======== Data excerpts ========

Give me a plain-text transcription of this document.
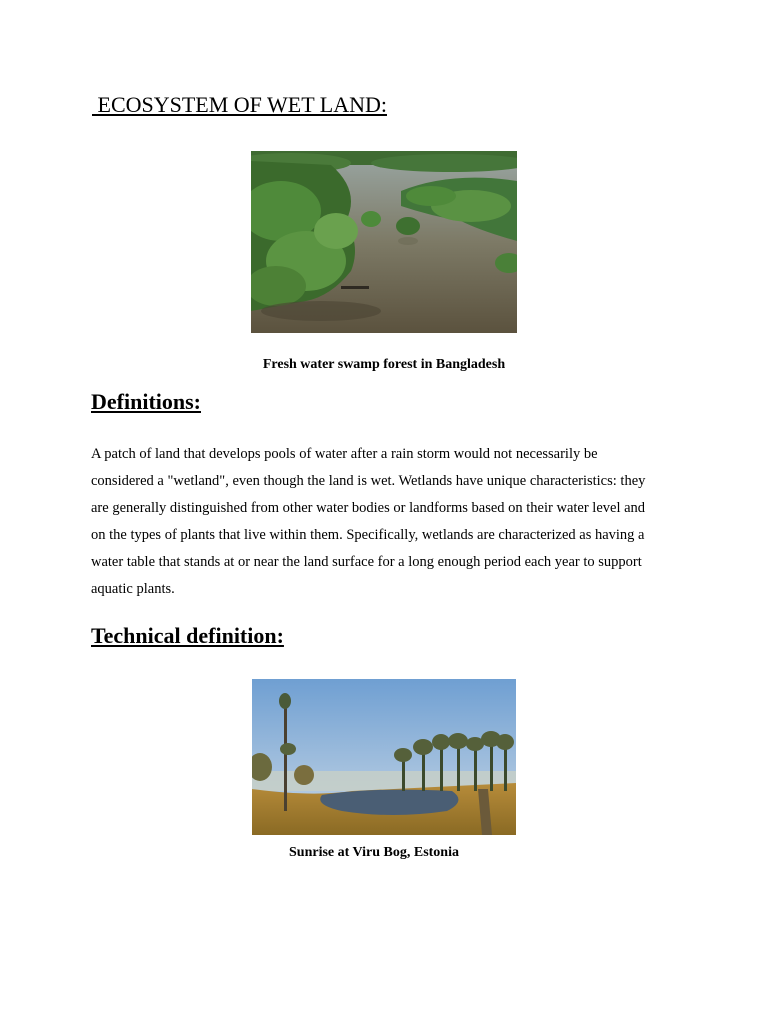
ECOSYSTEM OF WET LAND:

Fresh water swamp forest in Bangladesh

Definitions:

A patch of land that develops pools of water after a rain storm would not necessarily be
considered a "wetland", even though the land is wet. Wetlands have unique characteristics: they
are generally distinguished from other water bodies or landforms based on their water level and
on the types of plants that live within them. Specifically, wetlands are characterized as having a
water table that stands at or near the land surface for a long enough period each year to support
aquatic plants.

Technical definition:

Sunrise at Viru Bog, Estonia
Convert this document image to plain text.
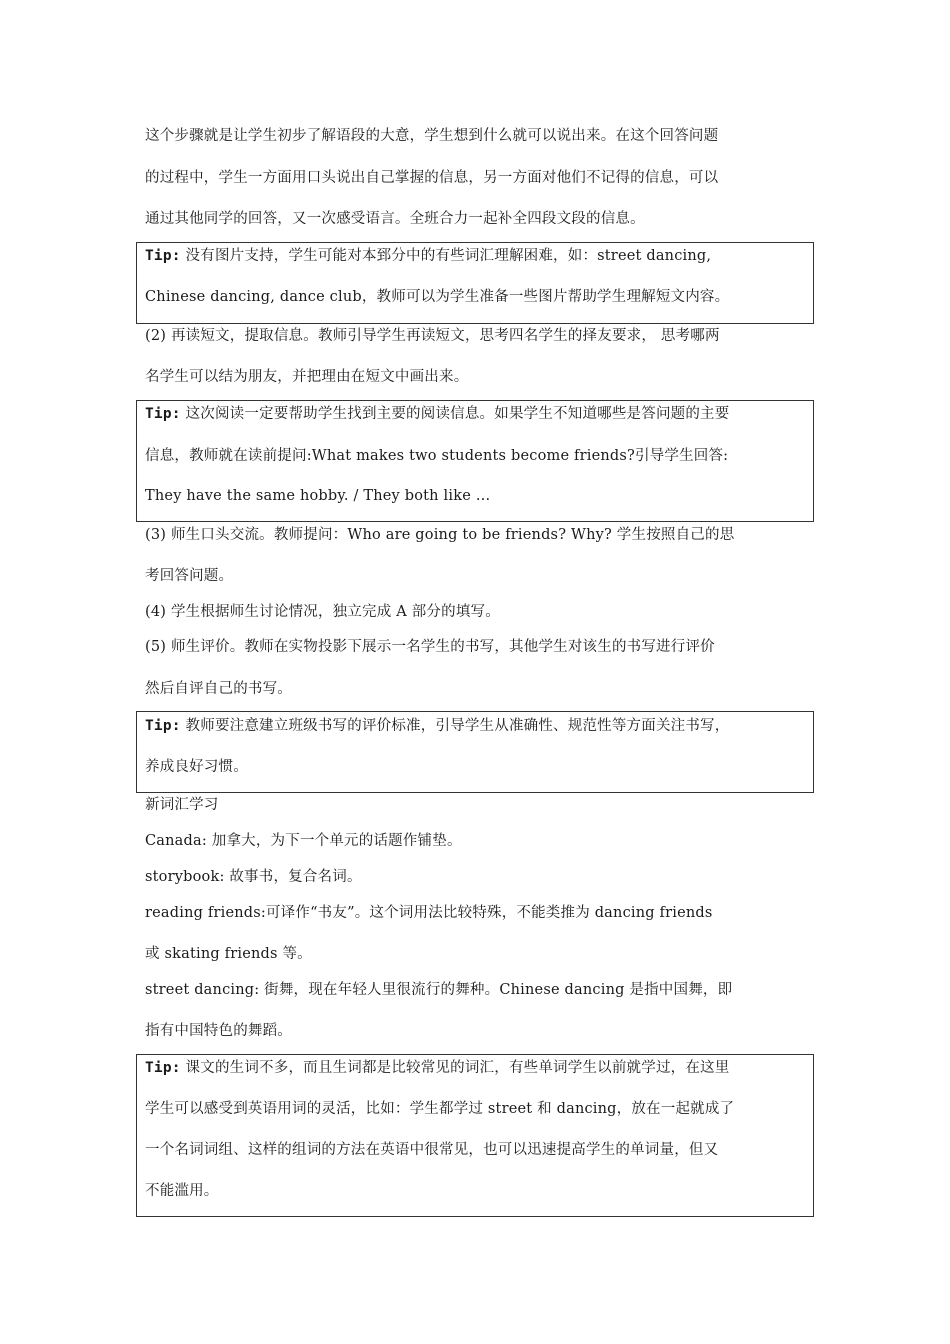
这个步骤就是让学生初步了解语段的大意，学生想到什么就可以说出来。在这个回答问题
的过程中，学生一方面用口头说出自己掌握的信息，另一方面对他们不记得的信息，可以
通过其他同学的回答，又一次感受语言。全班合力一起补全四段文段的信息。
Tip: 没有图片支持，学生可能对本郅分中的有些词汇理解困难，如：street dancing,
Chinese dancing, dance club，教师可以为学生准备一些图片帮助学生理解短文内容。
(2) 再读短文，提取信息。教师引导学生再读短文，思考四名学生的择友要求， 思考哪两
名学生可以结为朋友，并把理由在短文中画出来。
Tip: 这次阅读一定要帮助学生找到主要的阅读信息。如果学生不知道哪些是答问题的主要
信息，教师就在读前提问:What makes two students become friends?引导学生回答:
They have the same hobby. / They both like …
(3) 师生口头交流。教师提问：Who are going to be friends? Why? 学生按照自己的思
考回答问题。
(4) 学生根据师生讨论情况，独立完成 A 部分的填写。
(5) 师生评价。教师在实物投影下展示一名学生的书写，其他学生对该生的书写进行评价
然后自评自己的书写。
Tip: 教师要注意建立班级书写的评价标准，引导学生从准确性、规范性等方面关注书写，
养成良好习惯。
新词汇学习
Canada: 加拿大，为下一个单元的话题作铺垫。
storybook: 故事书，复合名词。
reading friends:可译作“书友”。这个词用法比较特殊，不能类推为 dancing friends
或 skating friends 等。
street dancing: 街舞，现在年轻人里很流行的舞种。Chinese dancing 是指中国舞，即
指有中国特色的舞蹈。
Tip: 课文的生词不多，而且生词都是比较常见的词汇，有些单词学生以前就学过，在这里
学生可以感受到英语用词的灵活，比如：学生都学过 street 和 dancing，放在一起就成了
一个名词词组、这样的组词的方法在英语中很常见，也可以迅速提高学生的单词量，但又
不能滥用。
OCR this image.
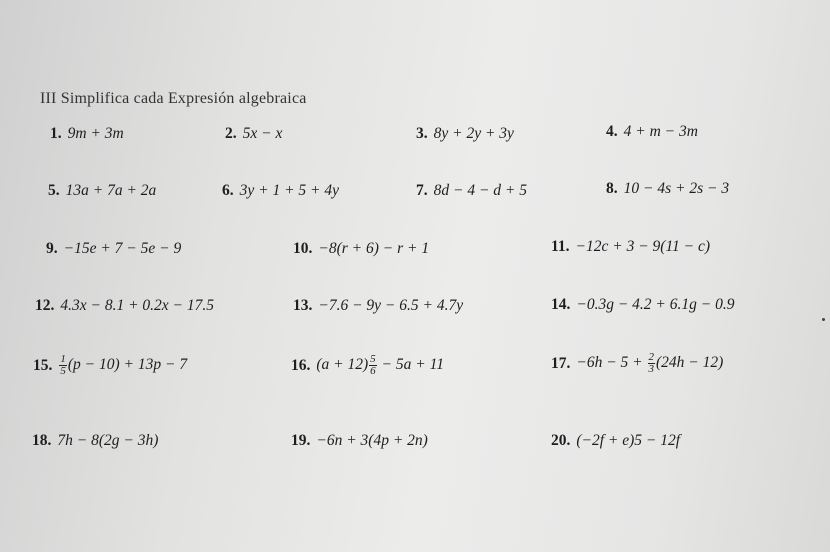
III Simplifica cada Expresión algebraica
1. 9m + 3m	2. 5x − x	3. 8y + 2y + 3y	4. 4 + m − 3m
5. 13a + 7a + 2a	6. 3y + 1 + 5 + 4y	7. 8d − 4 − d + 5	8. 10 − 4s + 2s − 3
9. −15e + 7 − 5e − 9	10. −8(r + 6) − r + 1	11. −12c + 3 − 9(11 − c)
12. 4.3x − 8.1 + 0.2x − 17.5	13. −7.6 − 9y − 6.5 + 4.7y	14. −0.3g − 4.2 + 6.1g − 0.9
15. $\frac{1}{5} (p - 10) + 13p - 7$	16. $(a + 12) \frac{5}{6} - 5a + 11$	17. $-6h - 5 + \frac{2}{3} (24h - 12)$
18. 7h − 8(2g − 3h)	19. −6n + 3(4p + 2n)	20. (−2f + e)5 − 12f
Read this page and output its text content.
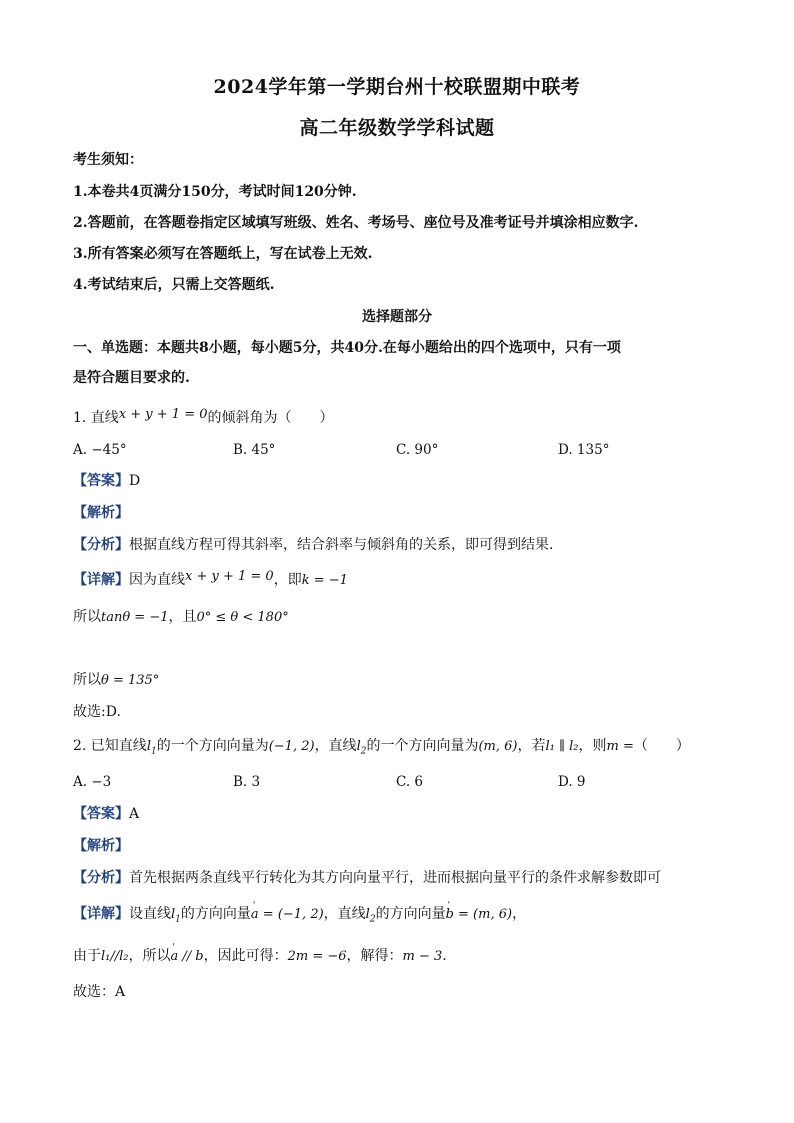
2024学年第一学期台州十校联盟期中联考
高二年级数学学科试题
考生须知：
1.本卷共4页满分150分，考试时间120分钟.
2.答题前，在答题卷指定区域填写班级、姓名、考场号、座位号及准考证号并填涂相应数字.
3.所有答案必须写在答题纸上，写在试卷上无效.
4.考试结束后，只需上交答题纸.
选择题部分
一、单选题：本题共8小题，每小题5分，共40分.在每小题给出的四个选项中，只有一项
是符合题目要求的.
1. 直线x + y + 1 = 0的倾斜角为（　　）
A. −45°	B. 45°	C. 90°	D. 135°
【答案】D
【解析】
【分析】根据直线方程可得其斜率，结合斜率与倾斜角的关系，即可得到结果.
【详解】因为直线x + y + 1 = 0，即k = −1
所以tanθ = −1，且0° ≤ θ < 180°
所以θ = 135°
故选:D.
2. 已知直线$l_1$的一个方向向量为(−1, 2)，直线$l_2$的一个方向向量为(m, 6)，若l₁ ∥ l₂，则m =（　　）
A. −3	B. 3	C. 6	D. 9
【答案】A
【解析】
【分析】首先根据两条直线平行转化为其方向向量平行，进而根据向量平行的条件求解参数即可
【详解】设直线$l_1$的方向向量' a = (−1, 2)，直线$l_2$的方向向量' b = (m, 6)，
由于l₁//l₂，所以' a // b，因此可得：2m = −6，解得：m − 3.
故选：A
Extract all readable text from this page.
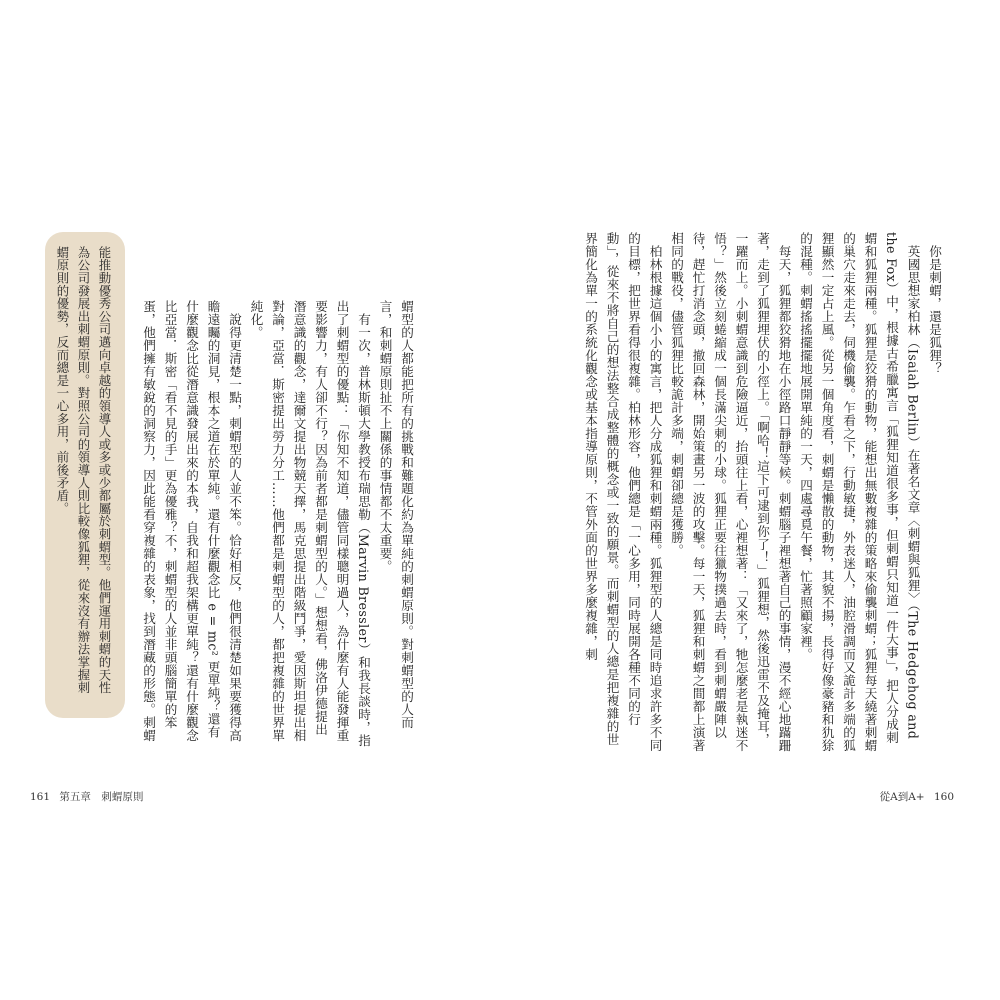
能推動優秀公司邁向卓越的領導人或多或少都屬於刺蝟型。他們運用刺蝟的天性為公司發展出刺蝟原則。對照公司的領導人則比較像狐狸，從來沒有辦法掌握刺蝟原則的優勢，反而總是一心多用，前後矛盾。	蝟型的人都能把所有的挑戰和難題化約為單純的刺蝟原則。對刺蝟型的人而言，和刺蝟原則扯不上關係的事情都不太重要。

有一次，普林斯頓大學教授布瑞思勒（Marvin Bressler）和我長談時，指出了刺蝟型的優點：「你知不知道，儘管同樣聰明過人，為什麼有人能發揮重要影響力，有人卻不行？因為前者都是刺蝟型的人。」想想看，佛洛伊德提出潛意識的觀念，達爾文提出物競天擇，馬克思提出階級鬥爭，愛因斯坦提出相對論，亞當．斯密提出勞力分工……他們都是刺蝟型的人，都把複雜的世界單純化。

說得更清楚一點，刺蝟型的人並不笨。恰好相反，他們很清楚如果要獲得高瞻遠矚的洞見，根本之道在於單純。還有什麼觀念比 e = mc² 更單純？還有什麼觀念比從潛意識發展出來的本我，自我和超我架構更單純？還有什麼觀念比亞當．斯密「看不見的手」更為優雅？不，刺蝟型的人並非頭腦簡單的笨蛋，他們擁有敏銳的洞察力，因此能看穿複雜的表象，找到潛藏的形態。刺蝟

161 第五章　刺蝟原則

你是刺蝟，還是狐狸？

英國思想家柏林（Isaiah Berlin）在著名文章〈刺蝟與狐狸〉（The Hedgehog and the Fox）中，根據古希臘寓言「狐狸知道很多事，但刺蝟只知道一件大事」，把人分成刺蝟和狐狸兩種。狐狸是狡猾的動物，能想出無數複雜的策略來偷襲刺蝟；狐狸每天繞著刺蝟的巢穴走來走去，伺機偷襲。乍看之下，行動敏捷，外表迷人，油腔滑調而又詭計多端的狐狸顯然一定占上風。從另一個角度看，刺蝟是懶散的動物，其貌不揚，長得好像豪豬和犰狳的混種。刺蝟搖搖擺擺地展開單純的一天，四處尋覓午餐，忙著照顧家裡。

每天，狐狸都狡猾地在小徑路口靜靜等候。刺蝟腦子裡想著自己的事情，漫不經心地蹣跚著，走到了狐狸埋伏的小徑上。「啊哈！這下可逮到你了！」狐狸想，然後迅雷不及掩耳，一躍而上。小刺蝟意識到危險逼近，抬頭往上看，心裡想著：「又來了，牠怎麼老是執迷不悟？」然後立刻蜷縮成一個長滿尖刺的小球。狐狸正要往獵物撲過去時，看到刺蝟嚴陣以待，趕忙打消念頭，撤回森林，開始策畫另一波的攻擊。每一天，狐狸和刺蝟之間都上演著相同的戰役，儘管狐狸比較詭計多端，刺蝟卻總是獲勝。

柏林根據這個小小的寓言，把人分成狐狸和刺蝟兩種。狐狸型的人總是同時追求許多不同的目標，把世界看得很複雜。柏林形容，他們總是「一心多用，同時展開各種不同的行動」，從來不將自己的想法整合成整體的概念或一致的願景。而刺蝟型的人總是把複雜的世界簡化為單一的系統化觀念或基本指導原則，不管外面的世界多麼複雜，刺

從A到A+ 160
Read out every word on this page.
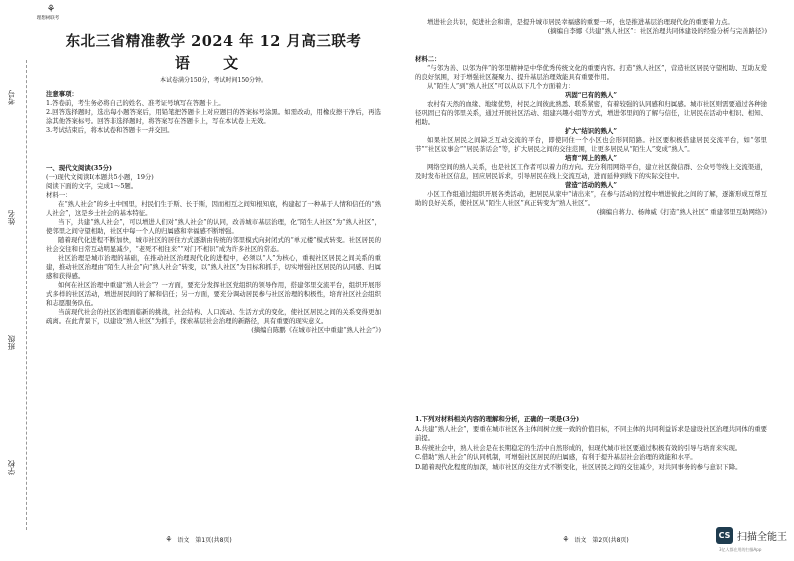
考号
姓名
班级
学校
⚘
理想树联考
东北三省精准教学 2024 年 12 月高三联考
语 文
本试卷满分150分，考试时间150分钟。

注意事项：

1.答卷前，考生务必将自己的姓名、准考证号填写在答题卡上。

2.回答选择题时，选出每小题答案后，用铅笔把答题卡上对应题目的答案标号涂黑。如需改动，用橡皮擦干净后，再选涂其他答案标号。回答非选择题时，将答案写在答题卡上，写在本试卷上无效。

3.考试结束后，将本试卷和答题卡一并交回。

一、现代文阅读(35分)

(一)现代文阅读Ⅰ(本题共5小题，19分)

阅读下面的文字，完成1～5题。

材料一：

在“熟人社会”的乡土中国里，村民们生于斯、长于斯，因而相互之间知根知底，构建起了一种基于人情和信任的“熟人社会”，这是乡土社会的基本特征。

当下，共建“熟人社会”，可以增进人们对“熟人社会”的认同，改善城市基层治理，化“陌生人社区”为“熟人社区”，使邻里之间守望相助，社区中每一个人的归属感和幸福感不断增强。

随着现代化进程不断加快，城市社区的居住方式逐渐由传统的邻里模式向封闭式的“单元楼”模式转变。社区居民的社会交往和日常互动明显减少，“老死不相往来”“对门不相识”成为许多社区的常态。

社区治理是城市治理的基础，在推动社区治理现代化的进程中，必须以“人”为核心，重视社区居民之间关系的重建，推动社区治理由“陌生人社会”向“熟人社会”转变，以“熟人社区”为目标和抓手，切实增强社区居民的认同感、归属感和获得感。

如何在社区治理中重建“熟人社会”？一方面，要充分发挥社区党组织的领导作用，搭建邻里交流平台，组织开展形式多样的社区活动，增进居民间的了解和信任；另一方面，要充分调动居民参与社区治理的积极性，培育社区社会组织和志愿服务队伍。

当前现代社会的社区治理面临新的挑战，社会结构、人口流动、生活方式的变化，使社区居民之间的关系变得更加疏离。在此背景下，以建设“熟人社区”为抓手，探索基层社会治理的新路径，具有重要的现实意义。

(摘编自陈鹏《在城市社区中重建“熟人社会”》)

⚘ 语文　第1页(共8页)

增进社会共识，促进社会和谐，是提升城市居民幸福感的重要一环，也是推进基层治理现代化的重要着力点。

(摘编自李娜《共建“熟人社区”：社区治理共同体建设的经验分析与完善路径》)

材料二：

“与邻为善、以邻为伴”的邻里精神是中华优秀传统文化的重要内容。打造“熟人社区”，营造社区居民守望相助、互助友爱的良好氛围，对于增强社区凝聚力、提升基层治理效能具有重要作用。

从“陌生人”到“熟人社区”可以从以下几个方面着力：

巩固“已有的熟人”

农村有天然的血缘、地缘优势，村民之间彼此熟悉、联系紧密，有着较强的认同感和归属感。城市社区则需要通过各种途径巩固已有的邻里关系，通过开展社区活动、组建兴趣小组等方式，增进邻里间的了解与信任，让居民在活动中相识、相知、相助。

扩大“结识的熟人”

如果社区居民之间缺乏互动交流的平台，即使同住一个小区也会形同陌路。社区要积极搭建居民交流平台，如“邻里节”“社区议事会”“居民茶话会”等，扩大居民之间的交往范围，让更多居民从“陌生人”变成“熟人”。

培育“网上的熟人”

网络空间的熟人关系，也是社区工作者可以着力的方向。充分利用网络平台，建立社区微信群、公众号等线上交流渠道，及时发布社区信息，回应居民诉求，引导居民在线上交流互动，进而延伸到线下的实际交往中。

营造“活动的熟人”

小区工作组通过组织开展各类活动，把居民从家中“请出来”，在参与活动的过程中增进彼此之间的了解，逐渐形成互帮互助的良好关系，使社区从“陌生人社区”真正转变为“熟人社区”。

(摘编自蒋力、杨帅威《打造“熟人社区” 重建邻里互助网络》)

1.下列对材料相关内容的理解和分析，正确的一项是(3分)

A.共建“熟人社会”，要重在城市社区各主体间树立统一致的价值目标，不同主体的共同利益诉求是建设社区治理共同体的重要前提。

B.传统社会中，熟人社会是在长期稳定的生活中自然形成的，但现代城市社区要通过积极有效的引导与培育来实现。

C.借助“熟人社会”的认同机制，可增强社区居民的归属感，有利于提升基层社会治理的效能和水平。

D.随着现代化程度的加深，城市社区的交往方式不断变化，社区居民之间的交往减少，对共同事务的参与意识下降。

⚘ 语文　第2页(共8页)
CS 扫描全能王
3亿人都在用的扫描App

========

- _Written task_: Report how many lines in these entries contain "have". Answer with the number only.

- _Result for this exercise_: 2